### WHAT YOU WILL DO:
Transcribe the records below exactly.

### INPUT DATA:

§ §

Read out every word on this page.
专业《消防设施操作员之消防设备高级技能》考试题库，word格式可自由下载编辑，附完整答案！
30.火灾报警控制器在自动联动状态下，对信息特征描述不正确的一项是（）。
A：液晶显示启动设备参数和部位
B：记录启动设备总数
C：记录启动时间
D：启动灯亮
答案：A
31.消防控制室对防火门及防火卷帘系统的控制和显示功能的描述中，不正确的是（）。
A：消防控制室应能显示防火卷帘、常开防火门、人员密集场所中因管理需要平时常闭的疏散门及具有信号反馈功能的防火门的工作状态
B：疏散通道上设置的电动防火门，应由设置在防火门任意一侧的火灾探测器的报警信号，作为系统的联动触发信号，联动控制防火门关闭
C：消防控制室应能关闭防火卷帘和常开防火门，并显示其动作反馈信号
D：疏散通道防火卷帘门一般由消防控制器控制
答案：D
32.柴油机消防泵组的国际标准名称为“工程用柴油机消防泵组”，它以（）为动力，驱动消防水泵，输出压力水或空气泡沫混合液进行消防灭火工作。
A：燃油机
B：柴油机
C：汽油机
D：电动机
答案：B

§ §

### SOLUTION TO THE EXERCISE:
Read out every word on this page.
专业《消防设施操作员之消防设备高级技能》考试题库，word格式可自由下载编辑，附完整答案！
30.火灾报警控制器在自动联动状态下，对信息特征描述不正确的一项是（）。
A：液晶显示启动设备参数和部位
B：记录启动设备总数
C：记录启动时间
D：启动灯亮
答案：A
31.消防控制室对防火门及防火卷帘系统的控制和显示功能的描述中，不正确的是（）。
A：消防控制室应能显示防火卷帘、常开防火门、人员密集场所中因管理需要平时常闭的疏散门及具有信号反馈功能的防火门的工作状态
B：疏散通道上设置的电动防火门，应由设置在防火门任意一侧的火灾探测器的报警信号，作为系统的联动触发信号，联动控制防火门关闭
C：消防控制室应能关闭防火卷帘和常开防火门，并显示其动作反馈信号
D：疏散通道防火卷帘门一般由消防控制器控制
答案：D
32.柴油机消防泵组的国际标准名称为“工程用柴油机消防泵组”，它以（）为动力，驱动消防水泵，输出压力水或空气泡沫混合液进行消防灭火工作。
A：燃油机
B：柴油机
C：汽油机
D：电动机
答案：B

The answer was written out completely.